Given entries
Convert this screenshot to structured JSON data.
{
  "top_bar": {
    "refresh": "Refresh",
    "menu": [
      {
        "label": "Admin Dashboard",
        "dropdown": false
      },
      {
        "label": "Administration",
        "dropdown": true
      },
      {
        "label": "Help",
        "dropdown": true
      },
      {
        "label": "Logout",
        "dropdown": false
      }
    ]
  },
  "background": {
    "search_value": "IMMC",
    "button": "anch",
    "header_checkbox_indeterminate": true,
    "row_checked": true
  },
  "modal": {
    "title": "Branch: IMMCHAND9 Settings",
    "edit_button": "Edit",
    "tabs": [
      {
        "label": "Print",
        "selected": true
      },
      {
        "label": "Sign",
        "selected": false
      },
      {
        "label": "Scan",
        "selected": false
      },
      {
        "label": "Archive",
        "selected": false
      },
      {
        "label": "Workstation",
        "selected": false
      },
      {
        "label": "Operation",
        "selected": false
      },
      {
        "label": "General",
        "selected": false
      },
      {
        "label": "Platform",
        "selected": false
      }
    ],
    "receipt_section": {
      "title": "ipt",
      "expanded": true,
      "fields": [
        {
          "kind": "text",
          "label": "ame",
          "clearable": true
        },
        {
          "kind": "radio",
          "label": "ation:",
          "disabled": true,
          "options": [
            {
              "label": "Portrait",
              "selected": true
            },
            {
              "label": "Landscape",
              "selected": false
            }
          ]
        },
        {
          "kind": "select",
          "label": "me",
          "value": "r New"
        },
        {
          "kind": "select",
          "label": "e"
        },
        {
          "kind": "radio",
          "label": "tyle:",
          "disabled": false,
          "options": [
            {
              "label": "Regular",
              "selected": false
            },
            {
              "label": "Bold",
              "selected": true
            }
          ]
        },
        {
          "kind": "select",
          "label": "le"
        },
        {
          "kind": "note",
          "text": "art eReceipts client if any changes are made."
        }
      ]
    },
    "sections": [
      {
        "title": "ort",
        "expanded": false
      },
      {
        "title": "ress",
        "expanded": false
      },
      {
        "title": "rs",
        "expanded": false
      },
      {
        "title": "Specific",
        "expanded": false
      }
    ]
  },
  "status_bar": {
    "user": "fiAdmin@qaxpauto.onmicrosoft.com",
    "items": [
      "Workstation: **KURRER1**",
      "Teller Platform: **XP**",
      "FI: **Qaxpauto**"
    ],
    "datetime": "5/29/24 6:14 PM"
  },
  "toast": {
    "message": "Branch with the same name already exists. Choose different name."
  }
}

Description of the task
Among the lines of the listing, how many hold the string "text"? Respond with only the number.

Written reply
2